* _To do_
From the listing below, pull out all lines with "Таяба" in them.

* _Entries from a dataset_
— Begin —

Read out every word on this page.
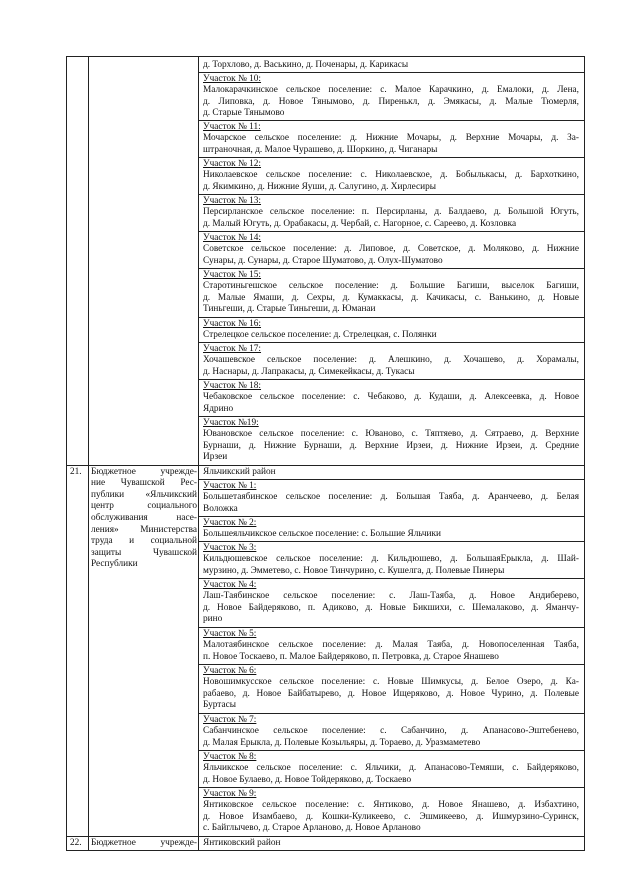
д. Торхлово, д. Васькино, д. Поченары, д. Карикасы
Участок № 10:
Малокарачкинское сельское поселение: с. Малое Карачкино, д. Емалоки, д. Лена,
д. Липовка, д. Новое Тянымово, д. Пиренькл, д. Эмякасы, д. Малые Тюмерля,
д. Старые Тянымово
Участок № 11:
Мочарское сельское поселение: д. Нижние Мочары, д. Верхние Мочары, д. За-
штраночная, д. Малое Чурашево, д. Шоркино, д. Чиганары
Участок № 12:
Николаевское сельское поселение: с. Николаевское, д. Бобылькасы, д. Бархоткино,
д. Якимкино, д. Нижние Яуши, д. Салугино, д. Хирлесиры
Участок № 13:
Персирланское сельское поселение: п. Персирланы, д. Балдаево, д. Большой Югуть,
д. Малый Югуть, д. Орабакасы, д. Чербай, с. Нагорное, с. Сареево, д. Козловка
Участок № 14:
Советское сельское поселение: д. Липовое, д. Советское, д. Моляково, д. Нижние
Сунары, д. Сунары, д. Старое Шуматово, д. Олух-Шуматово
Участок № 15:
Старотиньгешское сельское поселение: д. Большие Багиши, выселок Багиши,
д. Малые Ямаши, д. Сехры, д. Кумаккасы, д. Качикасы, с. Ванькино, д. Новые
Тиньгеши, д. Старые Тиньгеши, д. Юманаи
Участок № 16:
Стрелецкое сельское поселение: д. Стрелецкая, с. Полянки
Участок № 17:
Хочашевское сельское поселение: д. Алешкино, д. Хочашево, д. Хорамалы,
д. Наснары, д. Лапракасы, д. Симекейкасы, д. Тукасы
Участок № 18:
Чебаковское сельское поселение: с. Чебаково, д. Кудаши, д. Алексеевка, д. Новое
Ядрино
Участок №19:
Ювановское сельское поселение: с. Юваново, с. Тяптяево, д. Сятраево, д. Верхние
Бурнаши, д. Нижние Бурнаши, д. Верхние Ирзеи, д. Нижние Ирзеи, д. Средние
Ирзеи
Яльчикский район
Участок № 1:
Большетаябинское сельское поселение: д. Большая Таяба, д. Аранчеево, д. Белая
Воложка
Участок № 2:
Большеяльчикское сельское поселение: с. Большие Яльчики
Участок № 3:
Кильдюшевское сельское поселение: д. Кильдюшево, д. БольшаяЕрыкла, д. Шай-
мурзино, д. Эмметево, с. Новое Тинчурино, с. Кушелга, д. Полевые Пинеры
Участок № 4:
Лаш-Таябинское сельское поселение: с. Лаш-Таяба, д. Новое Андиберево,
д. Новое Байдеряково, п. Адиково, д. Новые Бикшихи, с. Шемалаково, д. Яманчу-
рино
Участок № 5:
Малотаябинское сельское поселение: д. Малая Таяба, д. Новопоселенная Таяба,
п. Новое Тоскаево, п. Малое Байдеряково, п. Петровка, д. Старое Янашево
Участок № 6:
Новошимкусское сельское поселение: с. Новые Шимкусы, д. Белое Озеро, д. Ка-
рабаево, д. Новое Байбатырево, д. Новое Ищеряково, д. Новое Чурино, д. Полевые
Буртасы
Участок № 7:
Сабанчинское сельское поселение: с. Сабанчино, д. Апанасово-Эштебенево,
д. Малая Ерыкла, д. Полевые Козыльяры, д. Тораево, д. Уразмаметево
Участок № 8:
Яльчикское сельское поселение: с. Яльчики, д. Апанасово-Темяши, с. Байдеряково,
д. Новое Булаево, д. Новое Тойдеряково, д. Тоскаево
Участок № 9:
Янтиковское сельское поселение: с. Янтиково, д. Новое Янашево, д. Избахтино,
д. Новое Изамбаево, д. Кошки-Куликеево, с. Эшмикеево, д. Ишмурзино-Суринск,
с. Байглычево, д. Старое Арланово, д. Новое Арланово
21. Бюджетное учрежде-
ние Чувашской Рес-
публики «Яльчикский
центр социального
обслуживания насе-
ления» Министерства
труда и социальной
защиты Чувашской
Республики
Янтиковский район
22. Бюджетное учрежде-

— End —
— Begin —

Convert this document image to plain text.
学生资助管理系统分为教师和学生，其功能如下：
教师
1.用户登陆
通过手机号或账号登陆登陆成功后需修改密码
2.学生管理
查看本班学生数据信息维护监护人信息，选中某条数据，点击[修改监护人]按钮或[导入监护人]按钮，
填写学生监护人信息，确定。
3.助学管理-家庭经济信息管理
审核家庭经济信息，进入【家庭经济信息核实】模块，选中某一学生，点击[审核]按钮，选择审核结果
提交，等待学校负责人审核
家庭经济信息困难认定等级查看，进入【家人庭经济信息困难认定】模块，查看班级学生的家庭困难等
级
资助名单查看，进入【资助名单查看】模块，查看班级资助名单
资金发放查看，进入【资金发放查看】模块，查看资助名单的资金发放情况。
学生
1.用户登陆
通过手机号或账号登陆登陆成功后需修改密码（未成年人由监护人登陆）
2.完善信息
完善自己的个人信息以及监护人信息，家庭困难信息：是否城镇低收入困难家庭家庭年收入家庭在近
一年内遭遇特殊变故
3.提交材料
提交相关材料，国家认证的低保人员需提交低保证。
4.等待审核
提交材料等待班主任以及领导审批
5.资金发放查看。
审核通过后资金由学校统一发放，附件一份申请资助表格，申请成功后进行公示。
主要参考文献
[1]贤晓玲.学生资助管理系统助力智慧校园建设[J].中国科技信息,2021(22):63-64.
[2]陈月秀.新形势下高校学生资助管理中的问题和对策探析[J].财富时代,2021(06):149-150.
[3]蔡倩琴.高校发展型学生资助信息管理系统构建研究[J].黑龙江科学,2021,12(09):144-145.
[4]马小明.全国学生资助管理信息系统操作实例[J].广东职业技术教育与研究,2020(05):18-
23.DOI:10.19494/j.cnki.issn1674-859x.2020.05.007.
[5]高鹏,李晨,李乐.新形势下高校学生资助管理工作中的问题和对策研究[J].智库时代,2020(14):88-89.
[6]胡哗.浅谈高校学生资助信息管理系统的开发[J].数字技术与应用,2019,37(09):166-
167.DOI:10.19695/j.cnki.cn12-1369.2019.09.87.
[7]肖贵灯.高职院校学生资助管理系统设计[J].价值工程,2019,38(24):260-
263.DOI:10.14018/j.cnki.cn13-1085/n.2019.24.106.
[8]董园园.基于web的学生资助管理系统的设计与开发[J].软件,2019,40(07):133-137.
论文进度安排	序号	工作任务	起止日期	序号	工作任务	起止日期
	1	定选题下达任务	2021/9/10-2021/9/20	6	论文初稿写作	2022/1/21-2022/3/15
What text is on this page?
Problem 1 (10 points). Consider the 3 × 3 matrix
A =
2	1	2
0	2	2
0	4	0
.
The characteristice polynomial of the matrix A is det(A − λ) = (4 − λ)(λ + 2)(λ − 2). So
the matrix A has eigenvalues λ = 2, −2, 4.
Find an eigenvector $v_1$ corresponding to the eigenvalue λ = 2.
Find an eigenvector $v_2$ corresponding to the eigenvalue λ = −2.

— End —
— Begin —

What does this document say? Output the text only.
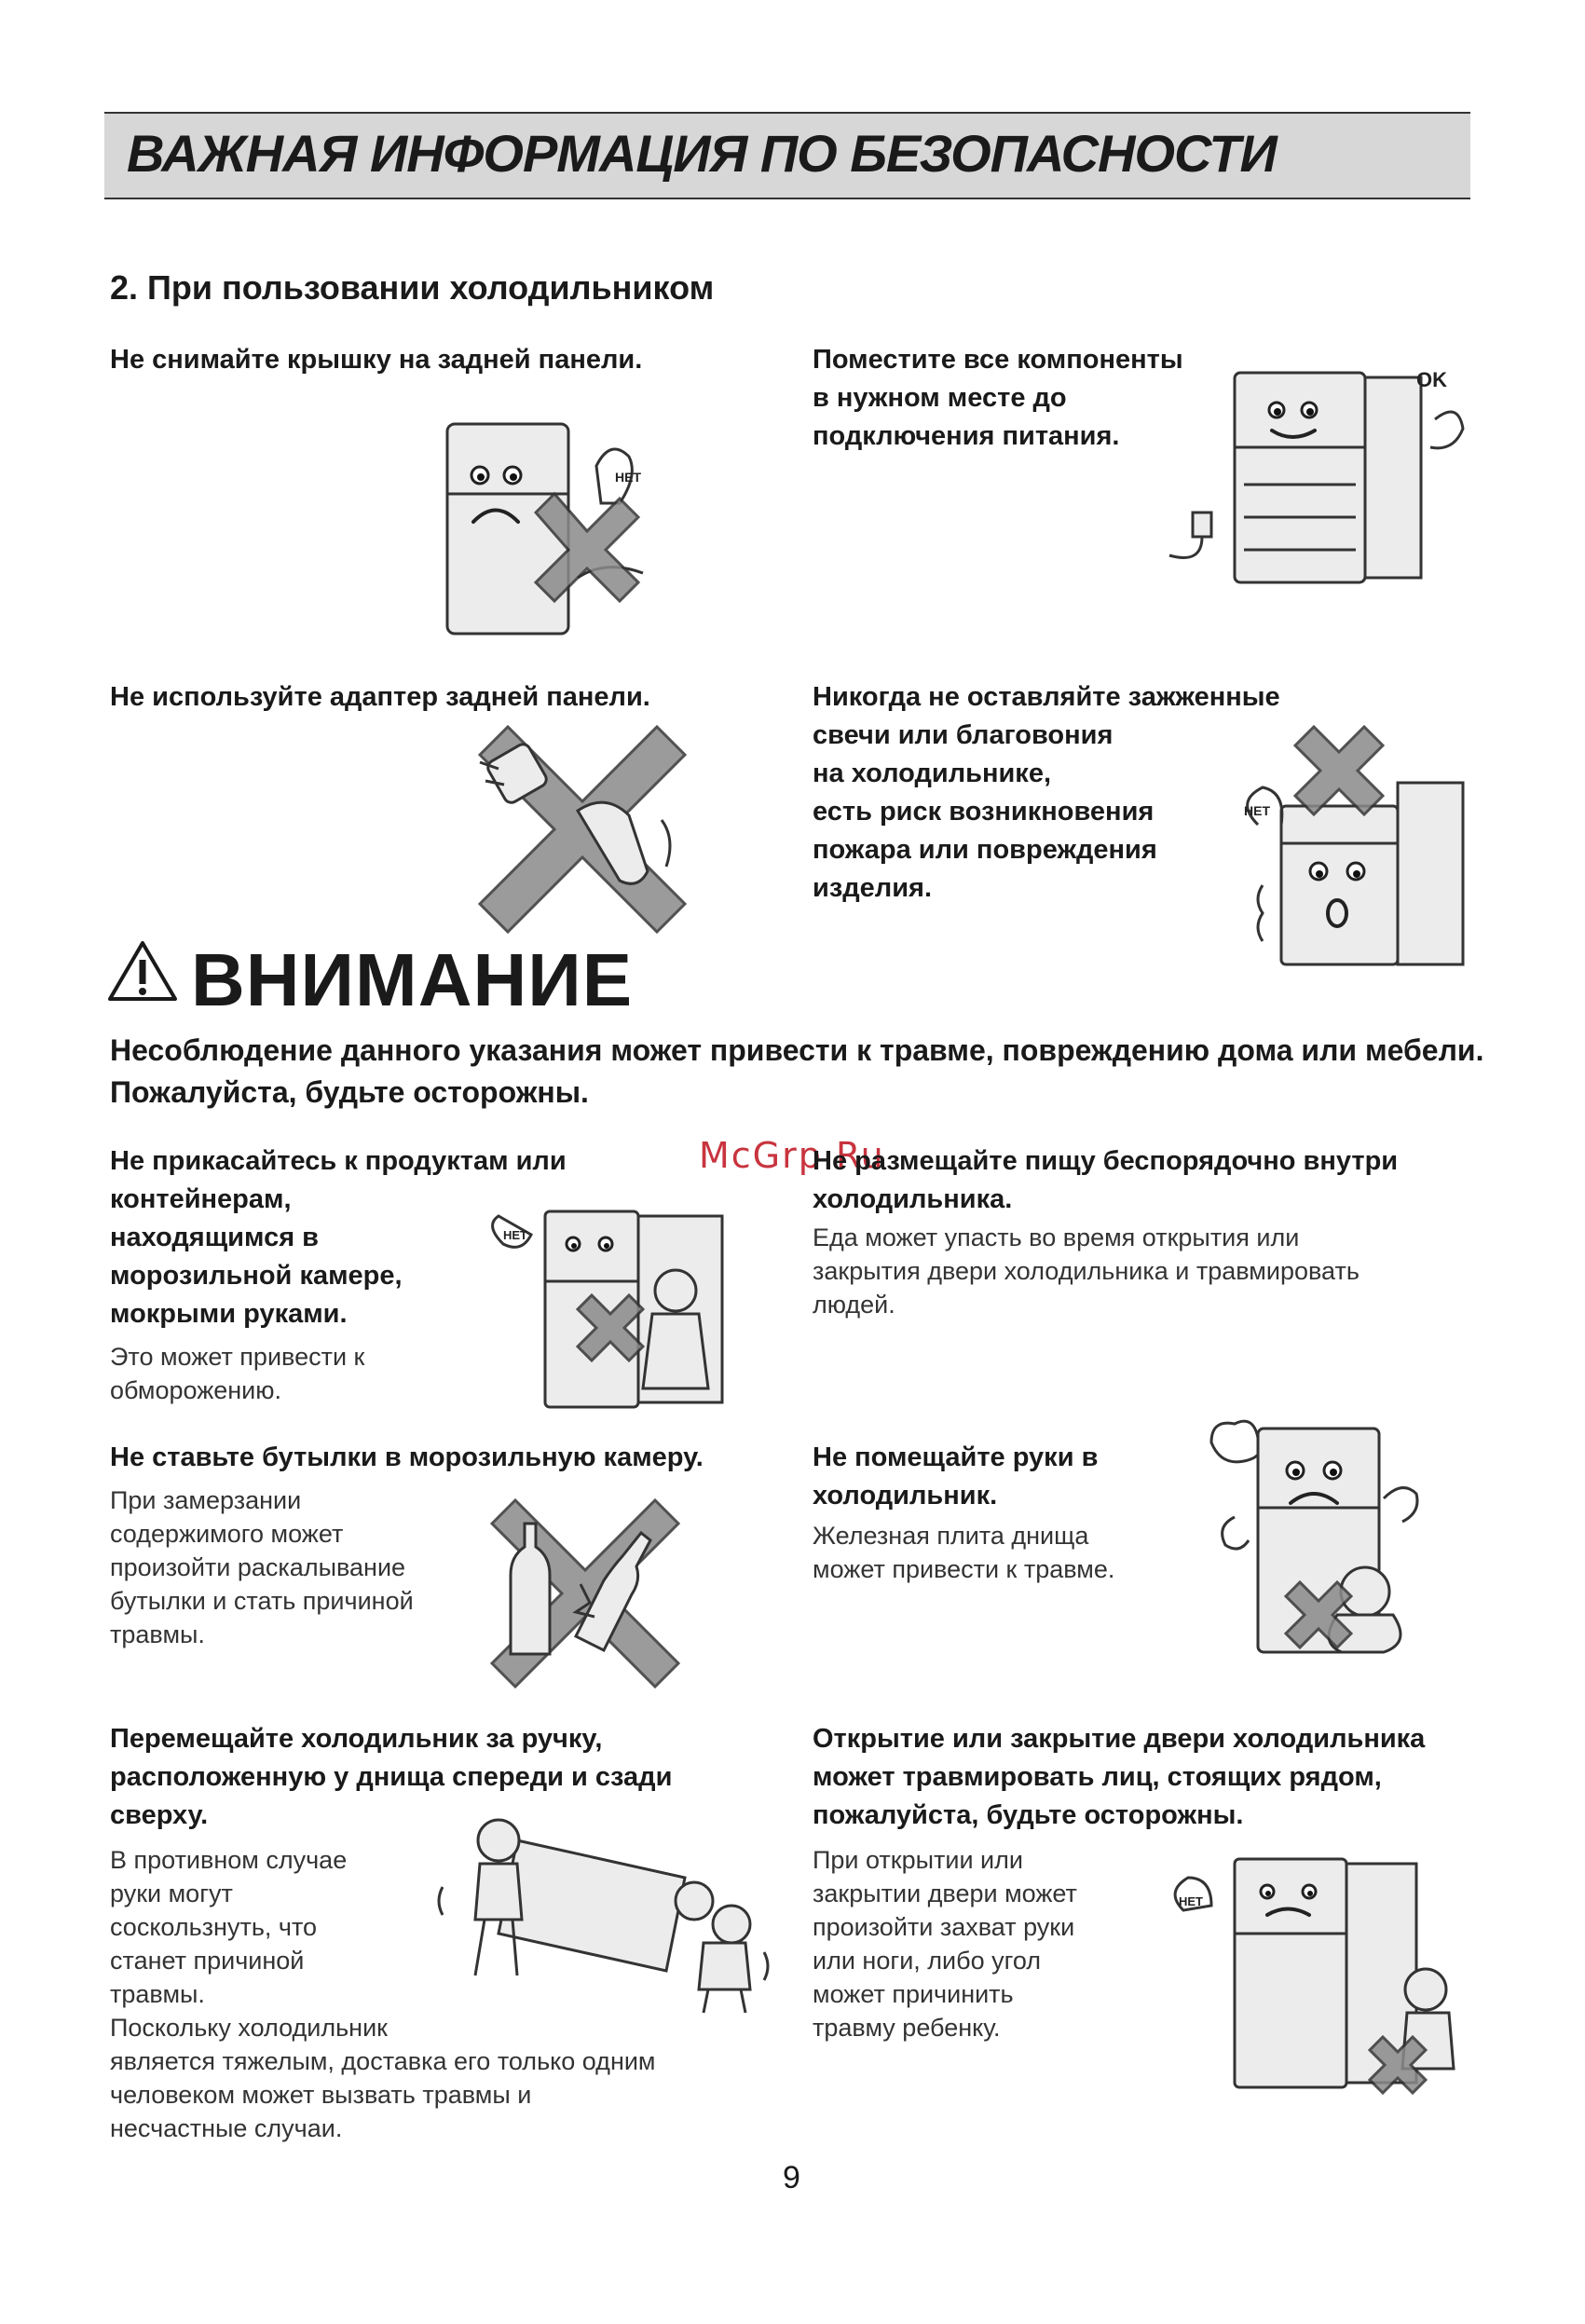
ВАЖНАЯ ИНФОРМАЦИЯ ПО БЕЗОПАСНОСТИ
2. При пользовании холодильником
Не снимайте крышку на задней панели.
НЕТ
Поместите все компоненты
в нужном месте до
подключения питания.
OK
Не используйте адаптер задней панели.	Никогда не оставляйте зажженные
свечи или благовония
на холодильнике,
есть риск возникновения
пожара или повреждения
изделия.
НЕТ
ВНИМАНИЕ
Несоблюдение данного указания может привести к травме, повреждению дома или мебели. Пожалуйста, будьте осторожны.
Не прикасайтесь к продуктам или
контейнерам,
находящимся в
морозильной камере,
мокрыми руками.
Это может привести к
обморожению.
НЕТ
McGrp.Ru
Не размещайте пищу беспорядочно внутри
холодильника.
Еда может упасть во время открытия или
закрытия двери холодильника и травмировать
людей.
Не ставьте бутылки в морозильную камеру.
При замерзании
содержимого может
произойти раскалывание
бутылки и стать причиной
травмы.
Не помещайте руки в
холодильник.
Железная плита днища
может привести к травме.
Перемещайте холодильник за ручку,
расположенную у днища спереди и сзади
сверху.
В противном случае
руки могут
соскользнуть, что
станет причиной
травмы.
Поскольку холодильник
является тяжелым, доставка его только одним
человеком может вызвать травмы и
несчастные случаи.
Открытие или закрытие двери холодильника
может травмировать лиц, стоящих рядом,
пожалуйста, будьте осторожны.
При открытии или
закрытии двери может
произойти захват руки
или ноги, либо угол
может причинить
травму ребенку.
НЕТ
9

— End —

* _Right answer_
Большетаябинское сельское поселение: д. Большая Таяба, д. Аранчеево, д. Белая
Лаш-Таябинское сельское поселение: с. Лаш-Таяба, д. Новое Андиберево,
Малотаябинское сельское поселение: д. Малая Таяба, д. Новопоселенная Таяба,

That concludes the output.